TASK REQUIREMENTS
Output all lines exactly, with nothing added or dropped.

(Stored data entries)

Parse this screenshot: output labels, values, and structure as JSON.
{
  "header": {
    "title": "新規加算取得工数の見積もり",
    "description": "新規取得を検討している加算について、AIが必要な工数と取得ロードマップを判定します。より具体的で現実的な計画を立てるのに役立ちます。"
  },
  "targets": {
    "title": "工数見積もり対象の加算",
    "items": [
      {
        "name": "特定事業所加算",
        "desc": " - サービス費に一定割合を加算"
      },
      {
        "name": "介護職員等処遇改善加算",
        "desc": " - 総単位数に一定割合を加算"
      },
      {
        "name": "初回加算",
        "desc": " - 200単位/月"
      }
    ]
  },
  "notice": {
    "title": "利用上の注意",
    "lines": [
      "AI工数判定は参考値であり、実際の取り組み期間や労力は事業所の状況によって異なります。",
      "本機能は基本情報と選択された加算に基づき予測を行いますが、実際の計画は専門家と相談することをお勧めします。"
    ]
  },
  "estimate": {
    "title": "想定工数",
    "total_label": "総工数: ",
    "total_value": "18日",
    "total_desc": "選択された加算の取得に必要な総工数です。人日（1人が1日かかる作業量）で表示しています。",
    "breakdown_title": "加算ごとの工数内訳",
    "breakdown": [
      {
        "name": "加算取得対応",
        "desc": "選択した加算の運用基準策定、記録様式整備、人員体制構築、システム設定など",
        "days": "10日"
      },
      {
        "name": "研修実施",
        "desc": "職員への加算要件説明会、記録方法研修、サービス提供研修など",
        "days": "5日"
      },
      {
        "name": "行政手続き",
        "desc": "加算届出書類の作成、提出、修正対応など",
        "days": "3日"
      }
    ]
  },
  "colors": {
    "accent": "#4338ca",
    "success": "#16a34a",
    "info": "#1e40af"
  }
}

EXERCISE OUTPUT
Parse this screenshot: output labels, values, and structure as JSON.
{
  "header": {
    "title": "新規加算取得工数の見積もり",
    "description": "新規取得を検討している加算について、AIが必要な工数と取得ロードマップを判定します。より具体的で現実的な計画を立てるのに役立ちます。"
  },
  "targets": {
    "title": "工数見積もり対象の加算",
    "items": [
      {
        "name": "特定事業所加算",
        "desc": " - サービス費に一定割合を加算"
      },
      {
        "name": "介護職員等処遇改善加算",
        "desc": " - 総単位数に一定割合を加算"
      },
      {
        "name": "初回加算",
        "desc": " - 200単位/月"
      }
    ]
  },
  "notice": {
    "title": "利用上の注意",
    "lines": [
      "AI工数判定は参考値であり、実際の取り組み期間や労力は事業所の状況によって異なります。",
      "本機能は基本情報と選択された加算に基づき予測を行いますが、実際の計画は専門家と相談することをお勧めします。"
    ]
  },
  "estimate": {
    "title": "想定工数",
    "total_label": "総工数: ",
    "total_value": "18日",
    "total_desc": "選択された加算の取得に必要な総工数です。人日（1人が1日かかる作業量）で表示しています。",
    "breakdown_title": "加算ごとの工数内訳",
    "breakdown": [
      {
        "name": "加算取得対応",
        "desc": "選択した加算の運用基準策定、記録様式整備、人員体制構築、システム設定など",
        "days": "10日"
      },
      {
        "name": "研修実施",
        "desc": "職員への加算要件説明会、記録方法研修、サービス提供研修など",
        "days": "5日"
      },
      {
        "name": "行政手続き",
        "desc": "加算届出書類の作成、提出、修正対応など",
        "days": "3日"
      }
    ]
  },
  "colors": {
    "accent": "#4338ca",
    "success": "#16a34a",
    "info": "#1e40af"
  }
}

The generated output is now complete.